+++ Information provided +++

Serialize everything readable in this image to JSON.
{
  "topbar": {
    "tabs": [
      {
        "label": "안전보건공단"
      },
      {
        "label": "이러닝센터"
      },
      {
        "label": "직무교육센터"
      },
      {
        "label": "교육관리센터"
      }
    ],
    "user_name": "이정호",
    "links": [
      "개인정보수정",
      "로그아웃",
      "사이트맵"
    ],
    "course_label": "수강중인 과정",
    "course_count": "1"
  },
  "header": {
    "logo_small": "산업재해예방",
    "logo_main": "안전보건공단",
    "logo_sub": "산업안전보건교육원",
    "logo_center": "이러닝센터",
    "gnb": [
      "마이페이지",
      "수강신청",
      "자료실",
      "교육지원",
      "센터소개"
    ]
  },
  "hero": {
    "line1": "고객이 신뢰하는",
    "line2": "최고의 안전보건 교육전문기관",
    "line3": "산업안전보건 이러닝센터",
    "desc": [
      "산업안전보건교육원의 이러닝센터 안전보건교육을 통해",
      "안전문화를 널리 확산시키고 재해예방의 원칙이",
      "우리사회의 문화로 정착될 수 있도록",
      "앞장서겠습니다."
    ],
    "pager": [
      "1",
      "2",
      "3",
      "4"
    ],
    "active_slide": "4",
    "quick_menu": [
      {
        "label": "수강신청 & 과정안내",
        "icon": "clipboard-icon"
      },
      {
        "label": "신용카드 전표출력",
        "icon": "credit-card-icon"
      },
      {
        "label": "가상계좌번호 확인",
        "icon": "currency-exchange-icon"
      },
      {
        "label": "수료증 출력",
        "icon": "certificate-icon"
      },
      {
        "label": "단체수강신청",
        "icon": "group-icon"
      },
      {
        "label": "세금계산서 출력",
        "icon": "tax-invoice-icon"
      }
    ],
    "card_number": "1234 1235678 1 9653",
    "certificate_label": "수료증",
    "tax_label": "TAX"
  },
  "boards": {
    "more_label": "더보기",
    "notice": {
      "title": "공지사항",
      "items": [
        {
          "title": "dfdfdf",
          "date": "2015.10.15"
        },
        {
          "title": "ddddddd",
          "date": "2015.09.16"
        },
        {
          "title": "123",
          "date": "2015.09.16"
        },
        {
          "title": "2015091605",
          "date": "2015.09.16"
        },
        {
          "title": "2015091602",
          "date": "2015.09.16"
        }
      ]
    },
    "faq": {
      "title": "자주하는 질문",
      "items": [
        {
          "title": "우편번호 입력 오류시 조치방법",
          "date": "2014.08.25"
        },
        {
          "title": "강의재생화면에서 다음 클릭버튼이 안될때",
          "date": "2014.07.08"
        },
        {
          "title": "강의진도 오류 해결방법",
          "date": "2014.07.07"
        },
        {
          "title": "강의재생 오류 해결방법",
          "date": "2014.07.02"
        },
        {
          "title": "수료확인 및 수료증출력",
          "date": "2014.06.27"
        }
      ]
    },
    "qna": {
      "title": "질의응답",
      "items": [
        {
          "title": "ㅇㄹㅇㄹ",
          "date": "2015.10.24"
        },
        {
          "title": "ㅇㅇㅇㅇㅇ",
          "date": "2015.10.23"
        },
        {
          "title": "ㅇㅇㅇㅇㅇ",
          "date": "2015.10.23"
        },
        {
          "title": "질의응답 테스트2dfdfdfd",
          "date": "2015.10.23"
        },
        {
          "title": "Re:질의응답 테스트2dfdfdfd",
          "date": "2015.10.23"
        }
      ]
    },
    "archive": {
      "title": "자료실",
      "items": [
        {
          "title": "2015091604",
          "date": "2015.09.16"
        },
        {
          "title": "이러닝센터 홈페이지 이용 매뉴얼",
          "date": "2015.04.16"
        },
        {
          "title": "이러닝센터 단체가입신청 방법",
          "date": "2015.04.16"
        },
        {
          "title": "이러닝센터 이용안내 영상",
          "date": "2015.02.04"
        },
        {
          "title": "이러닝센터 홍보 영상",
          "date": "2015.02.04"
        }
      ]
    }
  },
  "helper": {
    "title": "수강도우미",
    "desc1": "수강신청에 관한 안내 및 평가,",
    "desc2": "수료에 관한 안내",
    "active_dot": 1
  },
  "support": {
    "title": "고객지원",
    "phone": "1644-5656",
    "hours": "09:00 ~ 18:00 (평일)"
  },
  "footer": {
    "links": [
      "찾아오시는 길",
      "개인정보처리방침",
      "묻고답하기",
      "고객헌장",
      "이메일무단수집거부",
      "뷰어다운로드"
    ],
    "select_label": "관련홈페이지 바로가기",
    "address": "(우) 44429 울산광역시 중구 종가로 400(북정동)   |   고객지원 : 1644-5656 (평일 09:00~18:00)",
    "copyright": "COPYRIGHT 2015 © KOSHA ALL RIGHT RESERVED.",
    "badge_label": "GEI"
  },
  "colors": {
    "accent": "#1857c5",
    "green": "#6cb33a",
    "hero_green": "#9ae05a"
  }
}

+++

What is needed: Reproduce the entire listing word for word.

Answer to this exercise:
Serialize everything readable in this image to JSON.
{
  "topbar": {
    "tabs": [
      {
        "label": "안전보건공단"
      },
      {
        "label": "이러닝센터"
      },
      {
        "label": "직무교육센터"
      },
      {
        "label": "교육관리센터"
      }
    ],
    "user_name": "이정호",
    "links": [
      "개인정보수정",
      "로그아웃",
      "사이트맵"
    ],
    "course_label": "수강중인 과정",
    "course_count": "1"
  },
  "header": {
    "logo_small": "산업재해예방",
    "logo_main": "안전보건공단",
    "logo_sub": "산업안전보건교육원",
    "logo_center": "이러닝센터",
    "gnb": [
      "마이페이지",
      "수강신청",
      "자료실",
      "교육지원",
      "센터소개"
    ]
  },
  "hero": {
    "line1": "고객이 신뢰하는",
    "line2": "최고의 안전보건 교육전문기관",
    "line3": "산업안전보건 이러닝센터",
    "desc": [
      "산업안전보건교육원의 이러닝센터 안전보건교육을 통해",
      "안전문화를 널리 확산시키고 재해예방의 원칙이",
      "우리사회의 문화로 정착될 수 있도록",
      "앞장서겠습니다."
    ],
    "pager": [
      "1",
      "2",
      "3",
      "4"
    ],
    "active_slide": "4",
    "quick_menu": [
      {
        "label": "수강신청 & 과정안내",
        "icon": "clipboard-icon"
      },
      {
        "label": "신용카드 전표출력",
        "icon": "credit-card-icon"
      },
      {
        "label": "가상계좌번호 확인",
        "icon": "currency-exchange-icon"
      },
      {
        "label": "수료증 출력",
        "icon": "certificate-icon"
      },
      {
        "label": "단체수강신청",
        "icon": "group-icon"
      },
      {
        "label": "세금계산서 출력",
        "icon": "tax-invoice-icon"
      }
    ],
    "card_number": "1234 1235678 1 9653",
    "certificate_label": "수료증",
    "tax_label": "TAX"
  },
  "boards": {
    "more_label": "더보기",
    "notice": {
      "title": "공지사항",
      "items": [
        {
          "title": "dfdfdf",
          "date": "2015.10.15"
        },
        {
          "title": "ddddddd",
          "date": "2015.09.16"
        },
        {
          "title": "123",
          "date": "2015.09.16"
        },
        {
          "title": "2015091605",
          "date": "2015.09.16"
        },
        {
          "title": "2015091602",
          "date": "2015.09.16"
        }
      ]
    },
    "faq": {
      "title": "자주하는 질문",
      "items": [
        {
          "title": "우편번호 입력 오류시 조치방법",
          "date": "2014.08.25"
        },
        {
          "title": "강의재생화면에서 다음 클릭버튼이 안될때",
          "date": "2014.07.08"
        },
        {
          "title": "강의진도 오류 해결방법",
          "date": "2014.07.07"
        },
        {
          "title": "강의재생 오류 해결방법",
          "date": "2014.07.02"
        },
        {
          "title": "수료확인 및 수료증출력",
          "date": "2014.06.27"
        }
      ]
    },
    "qna": {
      "title": "질의응답",
      "items": [
        {
          "title": "ㅇㄹㅇㄹ",
          "date": "2015.10.24"
        },
        {
          "title": "ㅇㅇㅇㅇㅇ",
          "date": "2015.10.23"
        },
        {
          "title": "ㅇㅇㅇㅇㅇ",
          "date": "2015.10.23"
        },
        {
          "title": "질의응답 테스트2dfdfdfd",
          "date": "2015.10.23"
        },
        {
          "title": "Re:질의응답 테스트2dfdfdfd",
          "date": "2015.10.23"
        }
      ]
    },
    "archive": {
      "title": "자료실",
      "items": [
        {
          "title": "2015091604",
          "date": "2015.09.16"
        },
        {
          "title": "이러닝센터 홈페이지 이용 매뉴얼",
          "date": "2015.04.16"
        },
        {
          "title": "이러닝센터 단체가입신청 방법",
          "date": "2015.04.16"
        },
        {
          "title": "이러닝센터 이용안내 영상",
          "date": "2015.02.04"
        },
        {
          "title": "이러닝센터 홍보 영상",
          "date": "2015.02.04"
        }
      ]
    }
  },
  "helper": {
    "title": "수강도우미",
    "desc1": "수강신청에 관한 안내 및 평가,",
    "desc2": "수료에 관한 안내",
    "active_dot": 1
  },
  "support": {
    "title": "고객지원",
    "phone": "1644-5656",
    "hours": "09:00 ~ 18:00 (평일)"
  },
  "footer": {
    "links": [
      "찾아오시는 길",
      "개인정보처리방침",
      "묻고답하기",
      "고객헌장",
      "이메일무단수집거부",
      "뷰어다운로드"
    ],
    "select_label": "관련홈페이지 바로가기",
    "address": "(우) 44429 울산광역시 중구 종가로 400(북정동)   |   고객지원 : 1644-5656 (평일 09:00~18:00)",
    "copyright": "COPYRIGHT 2015 © KOSHA ALL RIGHT RESERVED.",
    "badge_label": "GEI"
  },
  "colors": {
    "accent": "#1857c5",
    "green": "#6cb33a",
    "hero_green": "#9ae05a"
  }
}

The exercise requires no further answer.